» Aim of the task:
Which lines of the entries hold the string "sample"? Copy each one.

» Information provided:
_ _ _ _ _

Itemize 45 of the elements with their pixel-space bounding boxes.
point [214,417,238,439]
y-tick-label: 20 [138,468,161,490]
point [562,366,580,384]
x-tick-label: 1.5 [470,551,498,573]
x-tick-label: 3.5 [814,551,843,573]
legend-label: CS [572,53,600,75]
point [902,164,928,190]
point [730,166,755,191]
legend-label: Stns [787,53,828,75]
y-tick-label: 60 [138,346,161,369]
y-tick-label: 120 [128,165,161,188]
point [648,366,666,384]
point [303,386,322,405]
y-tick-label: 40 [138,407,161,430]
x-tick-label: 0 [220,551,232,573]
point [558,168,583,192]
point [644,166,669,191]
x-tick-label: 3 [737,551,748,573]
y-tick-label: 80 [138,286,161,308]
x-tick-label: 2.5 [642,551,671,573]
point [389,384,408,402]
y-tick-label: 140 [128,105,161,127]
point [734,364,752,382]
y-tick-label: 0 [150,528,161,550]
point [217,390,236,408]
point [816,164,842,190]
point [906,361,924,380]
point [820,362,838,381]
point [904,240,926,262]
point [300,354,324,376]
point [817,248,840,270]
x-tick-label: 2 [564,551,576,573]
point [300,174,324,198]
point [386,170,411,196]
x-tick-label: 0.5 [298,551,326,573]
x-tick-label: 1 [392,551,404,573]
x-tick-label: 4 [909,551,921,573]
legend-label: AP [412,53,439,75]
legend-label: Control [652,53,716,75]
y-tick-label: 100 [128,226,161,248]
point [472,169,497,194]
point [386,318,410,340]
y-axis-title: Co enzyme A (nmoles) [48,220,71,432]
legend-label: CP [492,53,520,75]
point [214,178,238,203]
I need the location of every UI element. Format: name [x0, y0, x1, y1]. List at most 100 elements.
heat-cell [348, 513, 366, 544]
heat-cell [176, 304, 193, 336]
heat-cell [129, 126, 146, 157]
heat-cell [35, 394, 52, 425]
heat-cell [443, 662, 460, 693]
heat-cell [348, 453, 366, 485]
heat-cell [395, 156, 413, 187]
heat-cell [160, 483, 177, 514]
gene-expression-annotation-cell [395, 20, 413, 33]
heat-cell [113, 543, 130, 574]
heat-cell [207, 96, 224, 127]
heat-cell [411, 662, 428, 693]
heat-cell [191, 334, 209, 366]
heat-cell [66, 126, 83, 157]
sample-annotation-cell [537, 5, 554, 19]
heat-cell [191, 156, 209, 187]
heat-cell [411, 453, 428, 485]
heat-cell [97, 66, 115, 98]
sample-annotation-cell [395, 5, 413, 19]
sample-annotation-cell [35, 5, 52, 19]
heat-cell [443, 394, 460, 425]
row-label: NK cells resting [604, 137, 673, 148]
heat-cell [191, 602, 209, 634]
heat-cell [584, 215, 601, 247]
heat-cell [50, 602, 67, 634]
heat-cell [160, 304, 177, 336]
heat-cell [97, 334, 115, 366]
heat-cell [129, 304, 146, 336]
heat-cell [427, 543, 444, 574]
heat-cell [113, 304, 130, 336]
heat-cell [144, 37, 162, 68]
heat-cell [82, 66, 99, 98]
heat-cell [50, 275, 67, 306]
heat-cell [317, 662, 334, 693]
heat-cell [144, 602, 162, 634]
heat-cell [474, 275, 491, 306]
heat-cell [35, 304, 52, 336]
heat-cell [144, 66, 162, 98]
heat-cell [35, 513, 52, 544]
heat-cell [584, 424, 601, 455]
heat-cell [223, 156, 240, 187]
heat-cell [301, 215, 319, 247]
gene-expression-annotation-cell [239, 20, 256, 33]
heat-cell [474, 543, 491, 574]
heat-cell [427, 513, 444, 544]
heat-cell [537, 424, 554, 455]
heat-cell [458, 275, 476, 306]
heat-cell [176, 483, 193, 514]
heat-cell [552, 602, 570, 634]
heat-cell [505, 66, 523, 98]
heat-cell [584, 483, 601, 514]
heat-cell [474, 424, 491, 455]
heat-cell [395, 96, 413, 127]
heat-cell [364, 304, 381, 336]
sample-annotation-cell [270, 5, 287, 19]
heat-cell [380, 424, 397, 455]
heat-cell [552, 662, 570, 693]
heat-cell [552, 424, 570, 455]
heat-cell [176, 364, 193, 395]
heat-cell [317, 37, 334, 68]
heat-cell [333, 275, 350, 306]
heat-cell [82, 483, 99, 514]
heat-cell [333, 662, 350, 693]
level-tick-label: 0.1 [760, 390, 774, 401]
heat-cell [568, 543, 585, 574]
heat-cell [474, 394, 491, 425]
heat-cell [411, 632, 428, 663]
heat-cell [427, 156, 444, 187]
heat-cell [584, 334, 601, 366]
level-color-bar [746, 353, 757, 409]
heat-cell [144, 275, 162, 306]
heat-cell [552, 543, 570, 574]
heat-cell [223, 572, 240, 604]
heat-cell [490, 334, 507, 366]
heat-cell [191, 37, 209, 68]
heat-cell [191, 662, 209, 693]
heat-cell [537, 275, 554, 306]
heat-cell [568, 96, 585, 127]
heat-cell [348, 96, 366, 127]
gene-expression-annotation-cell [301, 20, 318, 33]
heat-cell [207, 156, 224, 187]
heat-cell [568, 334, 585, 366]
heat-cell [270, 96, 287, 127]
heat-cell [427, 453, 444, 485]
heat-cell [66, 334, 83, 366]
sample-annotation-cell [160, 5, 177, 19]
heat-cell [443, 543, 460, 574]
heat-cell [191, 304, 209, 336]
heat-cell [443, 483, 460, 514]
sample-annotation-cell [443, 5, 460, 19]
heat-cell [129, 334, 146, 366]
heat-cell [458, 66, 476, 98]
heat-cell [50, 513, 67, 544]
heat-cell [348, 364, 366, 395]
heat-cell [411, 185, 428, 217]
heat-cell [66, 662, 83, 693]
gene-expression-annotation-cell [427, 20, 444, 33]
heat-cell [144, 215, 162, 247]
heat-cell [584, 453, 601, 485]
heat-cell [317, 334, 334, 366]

_ _ _ _ _

» Answer section:
sample-annotation-cell [537, 5, 554, 19]
sample-annotation-cell [395, 5, 413, 19]
sample-annotation-cell [35, 5, 52, 19]
sample-annotation-cell [270, 5, 287, 19]
sample-annotation-cell [160, 5, 177, 19]
sample-annotation-cell [443, 5, 460, 19]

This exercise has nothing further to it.